▶ Exercise
From the entries below, report how many lines contain the string "menjawab". Give only that number.

◇ ◇ ◇ ◇ ◇

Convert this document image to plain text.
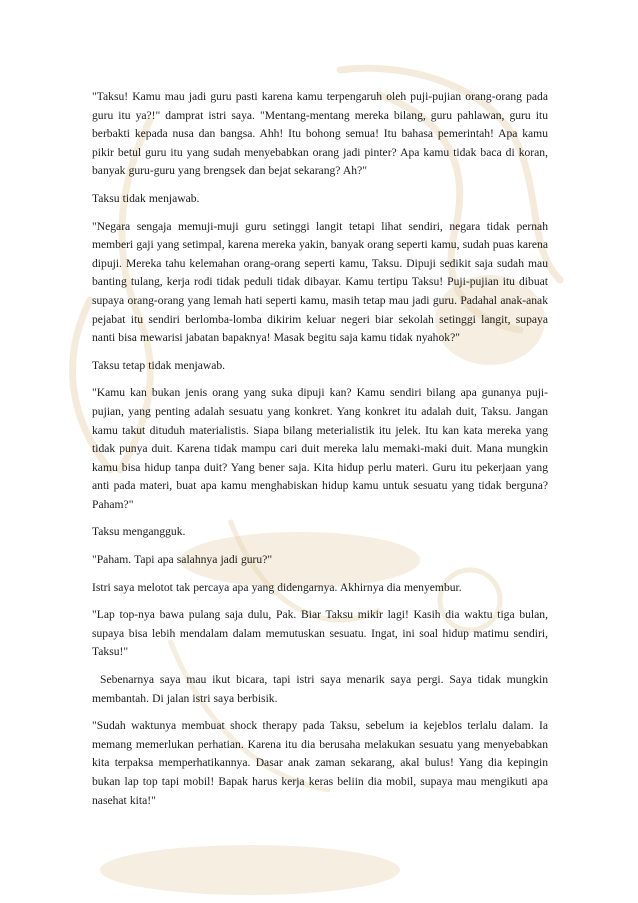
"Taksu! Kamu mau jadi guru pasti karena kamu terpengaruh oleh puji-pujian orang-orang pada guru itu ya?!" damprat istri saya. "Mentang-mentang mereka bilang, guru pahlawan, guru itu berbakti kepada nusa dan bangsa. Ahh! Itu bohong semua! Itu bahasa pemerintah! Apa kamu pikir betul guru itu yang sudah menyebabkan orang jadi pinter? Apa kamu tidak baca di koran, banyak guru-guru yang brengsek dan bejat sekarang? Ah?"

Taksu tidak menjawab.

"Negara sengaja memuji-muji guru setinggi langit tetapi lihat sendiri, negara tidak pernah memberi gaji yang setimpal, karena mereka yakin, banyak orang seperti kamu, sudah puas karena dipuji. Mereka tahu kelemahan orang-orang seperti kamu, Taksu. Dipuji sedikit saja sudah mau banting tulang, kerja rodi tidak peduli tidak dibayar. Kamu tertipu Taksu! Puji-pujian itu dibuat supaya orang-orang yang lemah hati seperti kamu, masih tetap mau jadi guru. Padahal anak-anak pejabat itu sendiri berlomba-lomba dikirim keluar negeri biar sekolah setinggi langit, supaya nanti bisa mewarisi jabatan bapaknya! Masak begitu saja kamu tidak nyahok?"

Taksu tetap tidak menjawab.

"Kamu kan bukan jenis orang yang suka dipuji kan? Kamu sendiri bilang apa gunanya puji-pujian, yang penting adalah sesuatu yang konkret. Yang konkret itu adalah duit, Taksu. Jangan kamu takut dituduh materialistis. Siapa bilang meterialistik itu jelek. Itu kan kata mereka yang tidak punya duit. Karena tidak mampu cari duit mereka lalu memaki-maki duit. Mana mungkin kamu bisa hidup tanpa duit? Yang bener saja. Kita hidup perlu materi. Guru itu pekerjaan yang anti pada materi, buat apa kamu menghabiskan hidup kamu untuk sesuatu yang tidak berguna? Paham?"

Taksu mengangguk.

"Paham. Tapi apa salahnya jadi guru?"

Istri saya melotot tak percaya apa yang didengarnya. Akhirnya dia menyembur.

"Lap top-nya bawa pulang saja dulu, Pak. Biar Taksu mikir lagi! Kasih dia waktu tiga bulan, supaya bisa lebih mendalam dalam memutuskan sesuatu. Ingat, ini soal hidup matimu sendiri, Taksu!"

Sebenarnya saya mau ikut bicara, tapi istri saya menarik saya pergi. Saya tidak mungkin membantah. Di jalan istri saya berbisik.

"Sudah waktunya membuat shock therapy pada Taksu, sebelum ia kejeblos terlalu dalam. Ia memang memerlukan perhatian. Karena itu dia berusaha melakukan sesuatu yang menyebabkan kita terpaksa memperhatikannya. Dasar anak zaman sekarang, akal bulus! Yang dia kepingin bukan lap top tapi mobil! Bapak harus kerja keras beliin dia mobil, supaya mau mengikuti apa nasehat kita!"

◇ ◇ ◇ ◇ ◇

▶ Result
2